— Start of Records —

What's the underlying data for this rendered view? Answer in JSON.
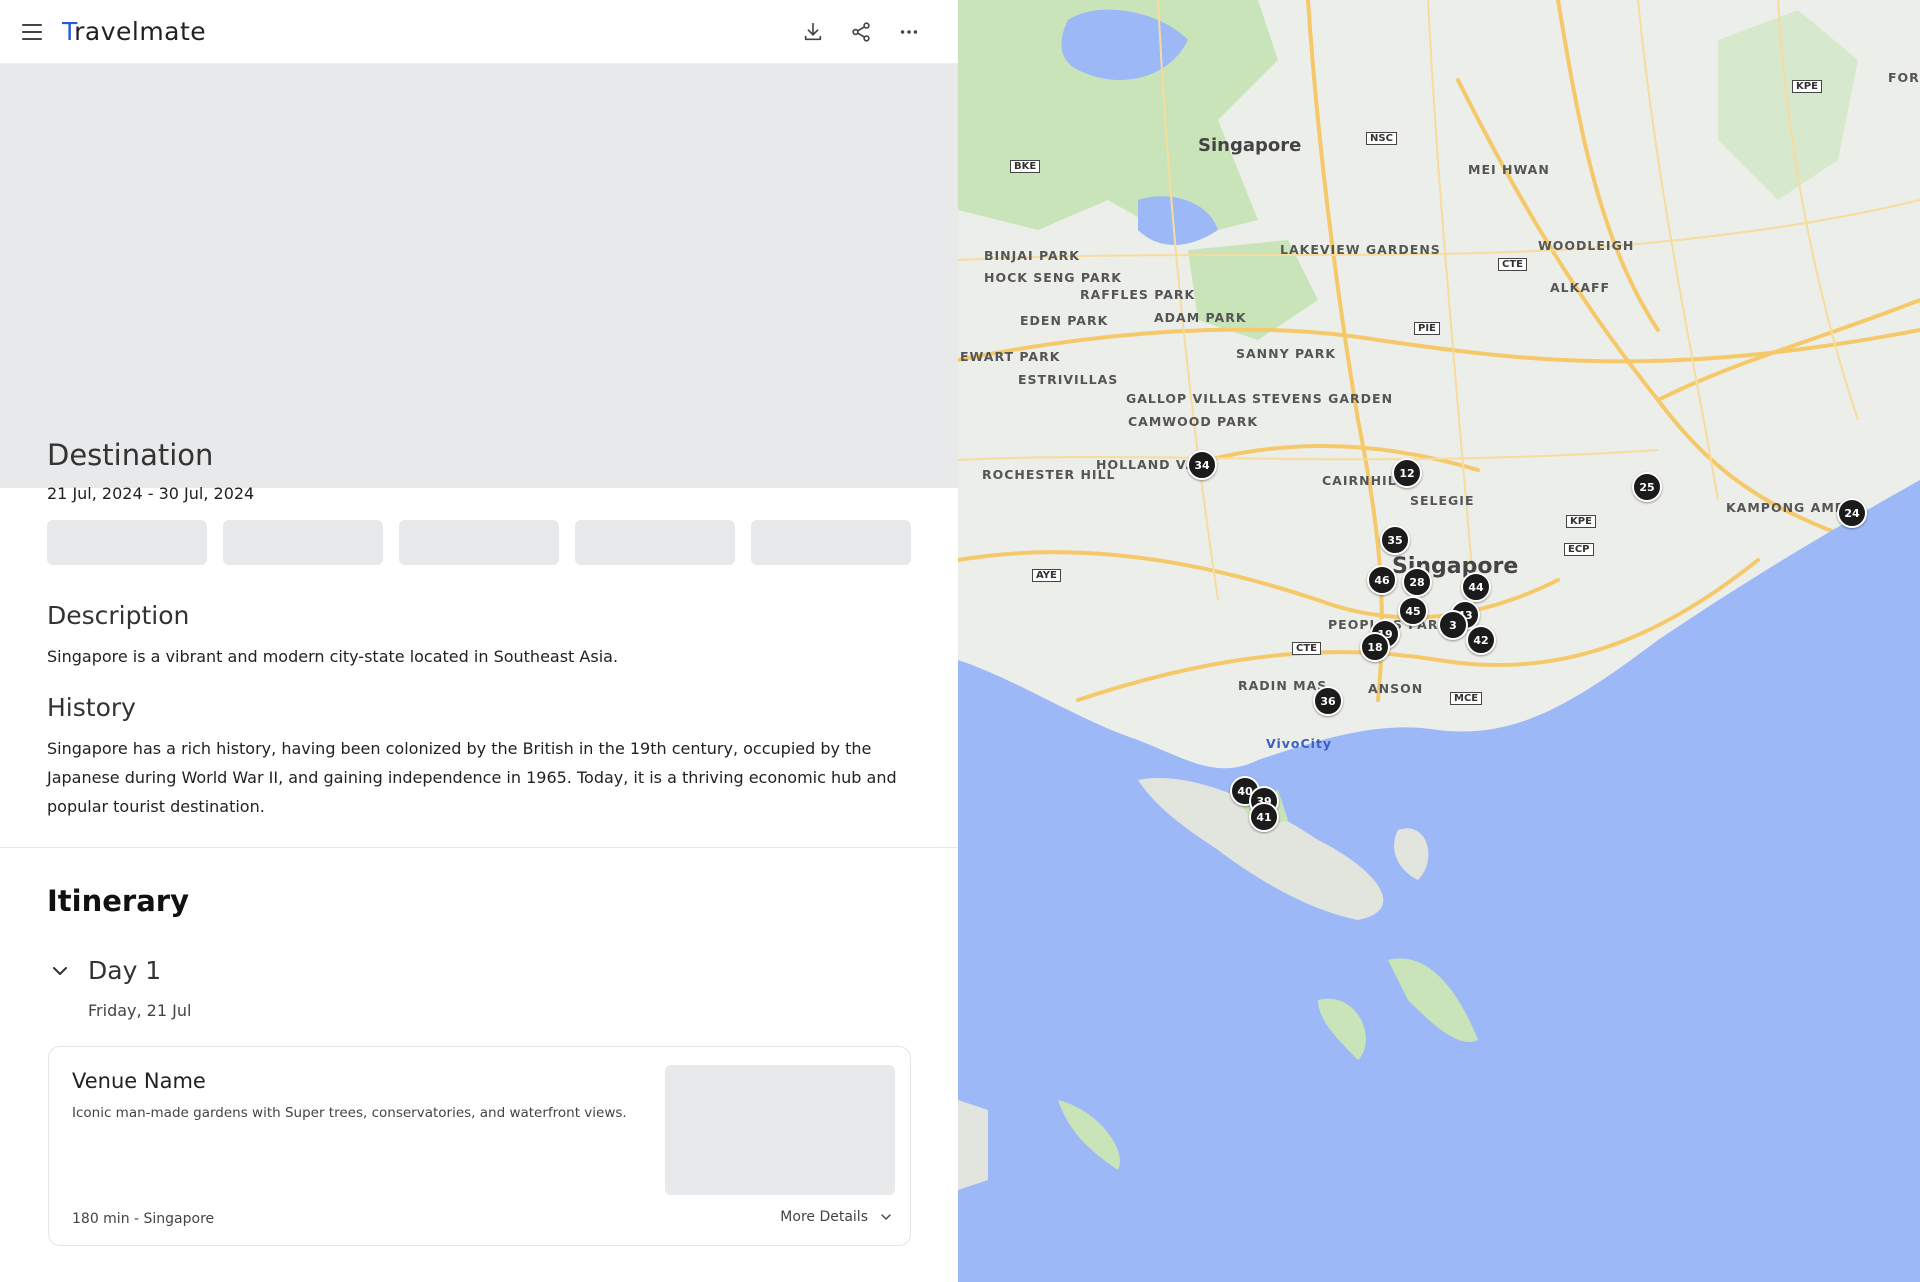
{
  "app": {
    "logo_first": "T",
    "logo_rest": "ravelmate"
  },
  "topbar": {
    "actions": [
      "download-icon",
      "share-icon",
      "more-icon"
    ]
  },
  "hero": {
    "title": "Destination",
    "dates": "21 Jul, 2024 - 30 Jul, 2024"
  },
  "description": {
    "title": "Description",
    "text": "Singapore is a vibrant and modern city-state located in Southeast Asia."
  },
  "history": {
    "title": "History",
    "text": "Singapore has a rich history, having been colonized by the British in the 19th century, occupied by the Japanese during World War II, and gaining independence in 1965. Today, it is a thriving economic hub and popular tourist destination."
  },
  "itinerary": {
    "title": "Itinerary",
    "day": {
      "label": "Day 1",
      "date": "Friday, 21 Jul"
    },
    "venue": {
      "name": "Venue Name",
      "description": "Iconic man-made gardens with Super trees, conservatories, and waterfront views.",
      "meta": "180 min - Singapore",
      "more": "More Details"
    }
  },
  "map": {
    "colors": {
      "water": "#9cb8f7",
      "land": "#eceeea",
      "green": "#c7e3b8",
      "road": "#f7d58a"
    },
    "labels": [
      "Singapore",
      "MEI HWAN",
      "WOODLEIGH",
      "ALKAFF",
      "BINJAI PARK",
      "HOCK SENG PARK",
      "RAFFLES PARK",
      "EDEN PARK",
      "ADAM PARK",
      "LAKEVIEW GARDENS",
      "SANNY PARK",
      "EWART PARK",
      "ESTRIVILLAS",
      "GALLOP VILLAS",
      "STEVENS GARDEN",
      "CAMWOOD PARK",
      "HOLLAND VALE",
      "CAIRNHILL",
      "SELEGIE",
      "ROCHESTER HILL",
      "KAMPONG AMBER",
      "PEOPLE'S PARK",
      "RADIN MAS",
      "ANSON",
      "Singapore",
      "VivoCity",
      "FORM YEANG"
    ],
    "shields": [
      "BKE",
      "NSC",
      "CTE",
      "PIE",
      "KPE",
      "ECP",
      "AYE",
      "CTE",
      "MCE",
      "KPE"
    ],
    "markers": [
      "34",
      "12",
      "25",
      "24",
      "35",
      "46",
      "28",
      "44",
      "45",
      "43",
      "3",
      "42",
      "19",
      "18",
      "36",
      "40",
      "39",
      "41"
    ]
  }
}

— End of Records —

» What is expected: Your answer should be a single number: how many lines in the data above include "PARK"?

» Output for this task: 9